Indice degli argomenti
I rischi dell’adversarial machine learning per la privacy
L’Adversarial machine learning opera, come sappiamo, sia tramite produzione di input volti a falsarne gli output dei sistemi di intelligenza artificiale in termini quali l’accuratezza e l’integrità, sia con attacchi per trarre informazioni sulla struttura degli algoritmi di AI.
L’AI è funzione di vari fattori, in particolare: i dati, il modello e i processi per l’addestramento, il test e la distribuzione dei modelli di machine learning (ML) e l’infrastruttura necessaria per utilizzarli.
Il lavoro del NIST rappresenta un utile contributo per l’impostazione di difese contro il cybercrime per le applicazioni di AI sia predittiva che generativa e categorizza le principali tipologie di aggressione per i sistemi di IA, generativi e predittivi che siano, secondo una tassonomia quadripartita di attacchi:
- “evasion”, tesi all’alterazione di input per cambiare il modo in cui il sistema risponde ad esso, come ad esempio quelli della segnaletica stradale che possono indurre in errore veicoli a guida autonoma;
- “data and model poisoning”, tramite introduzione di informazioni corrotte nella fase di addestramento, come ad esempio tracce audio con linguaggio inappropriato , così che il sistema le “impari” e poi le utilizzi nell’interazione con gli utenti;
- “data and model privacy” lesivo della riservatezza dei dati personali;
- “abuse” (verso i sistemi IA generativi), simili a quelli di avvelenamento da cui si distinguono perché l’intervento dell’attaccante è su possibili sorgenti dei dati disponibili sul web che vengono alterate o erroneamente linkate.
Con riguardo alla privacy, la ricerca pone attenzione alle possibili minacce, ascrivibili in generale a:
- manipolazione dei dati di addestramento;
- sfruttamento delle vulnerabilità del modello;
- manipolazioni maliziose, modifiche o semplice interazione con i modelli per estrarre informazioni sensibili sulle persone rappresentate nei dati, sul modello stesso e comunque sul patrimonio informativo dell’organizzazione sotto mira.
Le azioni malevoli contro la privacy possono essere ad esempio essere focalizzati sulla ricostruzione/estrazione di dati personali dal sistema attaccato oppure avere finalità inferenziali sull’appartenenza di individui a determinati gruppi, eventualità che può avere connotazioni delicate ad es. se riguardano cluster di patologie o misure giudiziarie.
________________________
* Istruzioni: Aggiorna il brano sull'adversarial machine learning riportandone la parte che comincia con le parole "Con riguardo alla" e termina dopo "dell’organizzazione sotto mira.", con "vulnerabilità" sostituito da "debolezze". Le voci non hanno alcun legame con il brano sull'adversarial machine learning.

Voci di dati salvate
________________________
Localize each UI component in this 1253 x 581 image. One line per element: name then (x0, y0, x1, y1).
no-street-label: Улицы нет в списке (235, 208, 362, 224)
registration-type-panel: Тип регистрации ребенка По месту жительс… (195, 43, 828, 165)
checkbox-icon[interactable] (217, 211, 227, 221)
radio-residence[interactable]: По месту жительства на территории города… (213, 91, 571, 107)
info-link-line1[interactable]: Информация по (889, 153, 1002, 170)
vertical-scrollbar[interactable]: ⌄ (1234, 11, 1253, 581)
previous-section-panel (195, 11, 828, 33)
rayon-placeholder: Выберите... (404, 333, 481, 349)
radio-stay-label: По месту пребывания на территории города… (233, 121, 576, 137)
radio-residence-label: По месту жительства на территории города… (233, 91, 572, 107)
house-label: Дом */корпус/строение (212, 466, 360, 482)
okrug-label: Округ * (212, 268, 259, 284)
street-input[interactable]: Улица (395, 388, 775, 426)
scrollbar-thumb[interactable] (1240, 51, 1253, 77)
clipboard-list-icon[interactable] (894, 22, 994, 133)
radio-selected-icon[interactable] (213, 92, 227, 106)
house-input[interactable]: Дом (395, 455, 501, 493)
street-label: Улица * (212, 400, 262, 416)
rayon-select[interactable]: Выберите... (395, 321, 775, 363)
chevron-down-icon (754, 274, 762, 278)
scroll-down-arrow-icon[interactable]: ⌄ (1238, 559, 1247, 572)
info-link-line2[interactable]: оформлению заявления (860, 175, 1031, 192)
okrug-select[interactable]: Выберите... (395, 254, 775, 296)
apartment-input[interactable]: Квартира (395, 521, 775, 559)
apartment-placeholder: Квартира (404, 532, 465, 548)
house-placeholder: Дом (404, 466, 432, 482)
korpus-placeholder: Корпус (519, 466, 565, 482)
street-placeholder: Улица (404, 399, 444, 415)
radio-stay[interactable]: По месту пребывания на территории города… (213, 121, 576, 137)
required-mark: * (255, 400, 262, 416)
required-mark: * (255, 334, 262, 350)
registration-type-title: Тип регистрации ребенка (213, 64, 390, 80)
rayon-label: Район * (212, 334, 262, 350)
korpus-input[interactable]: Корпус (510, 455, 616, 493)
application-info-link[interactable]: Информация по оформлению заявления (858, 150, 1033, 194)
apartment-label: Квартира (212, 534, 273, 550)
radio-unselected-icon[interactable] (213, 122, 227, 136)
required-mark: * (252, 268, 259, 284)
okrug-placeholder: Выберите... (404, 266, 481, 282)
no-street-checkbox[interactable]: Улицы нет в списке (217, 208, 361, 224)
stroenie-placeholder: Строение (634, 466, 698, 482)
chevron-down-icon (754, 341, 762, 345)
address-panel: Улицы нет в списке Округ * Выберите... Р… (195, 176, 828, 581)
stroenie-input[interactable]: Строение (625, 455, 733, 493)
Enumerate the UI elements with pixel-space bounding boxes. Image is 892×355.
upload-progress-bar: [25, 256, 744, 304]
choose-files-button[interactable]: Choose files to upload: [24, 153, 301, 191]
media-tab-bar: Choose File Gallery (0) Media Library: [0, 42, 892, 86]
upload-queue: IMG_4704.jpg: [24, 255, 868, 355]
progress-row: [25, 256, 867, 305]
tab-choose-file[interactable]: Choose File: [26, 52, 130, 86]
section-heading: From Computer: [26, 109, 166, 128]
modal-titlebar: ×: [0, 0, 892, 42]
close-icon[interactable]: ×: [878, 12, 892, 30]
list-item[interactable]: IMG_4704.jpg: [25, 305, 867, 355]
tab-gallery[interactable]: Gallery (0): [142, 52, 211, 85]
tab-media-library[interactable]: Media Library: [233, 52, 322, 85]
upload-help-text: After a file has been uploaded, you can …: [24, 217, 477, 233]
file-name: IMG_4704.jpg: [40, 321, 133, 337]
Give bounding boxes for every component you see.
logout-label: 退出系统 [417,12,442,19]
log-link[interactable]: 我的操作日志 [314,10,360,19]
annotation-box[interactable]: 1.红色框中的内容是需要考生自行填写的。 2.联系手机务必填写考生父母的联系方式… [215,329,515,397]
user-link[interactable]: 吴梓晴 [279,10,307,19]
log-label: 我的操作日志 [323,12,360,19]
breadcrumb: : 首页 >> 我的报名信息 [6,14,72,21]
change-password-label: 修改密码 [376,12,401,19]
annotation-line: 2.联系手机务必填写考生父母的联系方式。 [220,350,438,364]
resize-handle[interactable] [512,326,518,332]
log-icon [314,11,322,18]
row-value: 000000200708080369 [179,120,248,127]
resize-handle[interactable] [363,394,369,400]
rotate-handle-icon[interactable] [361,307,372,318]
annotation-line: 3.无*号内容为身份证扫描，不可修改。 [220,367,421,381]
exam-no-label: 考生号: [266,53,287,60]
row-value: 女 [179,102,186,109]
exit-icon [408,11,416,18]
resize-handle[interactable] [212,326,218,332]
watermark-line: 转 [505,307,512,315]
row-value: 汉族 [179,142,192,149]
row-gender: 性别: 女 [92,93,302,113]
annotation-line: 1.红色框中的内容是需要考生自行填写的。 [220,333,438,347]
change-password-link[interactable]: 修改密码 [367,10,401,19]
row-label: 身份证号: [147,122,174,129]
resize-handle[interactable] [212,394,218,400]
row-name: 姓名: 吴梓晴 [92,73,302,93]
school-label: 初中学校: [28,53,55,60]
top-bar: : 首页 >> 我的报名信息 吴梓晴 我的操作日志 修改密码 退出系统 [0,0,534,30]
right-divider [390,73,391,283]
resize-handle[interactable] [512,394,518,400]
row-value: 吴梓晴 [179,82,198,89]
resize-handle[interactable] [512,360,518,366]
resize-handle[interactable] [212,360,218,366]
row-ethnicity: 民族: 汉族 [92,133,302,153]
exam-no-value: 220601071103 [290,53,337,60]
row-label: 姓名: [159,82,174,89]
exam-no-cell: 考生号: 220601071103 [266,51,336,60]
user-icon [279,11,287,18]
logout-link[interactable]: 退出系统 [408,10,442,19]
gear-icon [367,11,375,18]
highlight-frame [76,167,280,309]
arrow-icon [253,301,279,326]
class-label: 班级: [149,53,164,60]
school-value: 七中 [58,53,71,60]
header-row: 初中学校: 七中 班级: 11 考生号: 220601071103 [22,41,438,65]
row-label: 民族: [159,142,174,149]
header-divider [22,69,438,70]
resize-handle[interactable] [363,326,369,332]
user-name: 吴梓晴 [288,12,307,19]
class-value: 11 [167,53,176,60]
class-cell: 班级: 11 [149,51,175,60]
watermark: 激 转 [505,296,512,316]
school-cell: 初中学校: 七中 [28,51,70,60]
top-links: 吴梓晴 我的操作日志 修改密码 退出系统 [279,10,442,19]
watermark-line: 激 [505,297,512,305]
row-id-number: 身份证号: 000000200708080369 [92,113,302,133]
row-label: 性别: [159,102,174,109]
________________________
* Soluzione:
Con riguardo alla privacy, la ricerca pone attenzione alle possibili minacce, ascrivibili in generale a:
- manipolazione dei dati di addestramento;
- sfruttamento delle debolezze del modello;
- manipolazioni maliziose, modifiche o semplice interazione con i modelli per estrarre informazioni sensibili sulle persone rappresentate nei dati, sul modello stesso e comunque sul patrimonio informativo dell’organizzazione sotto mira.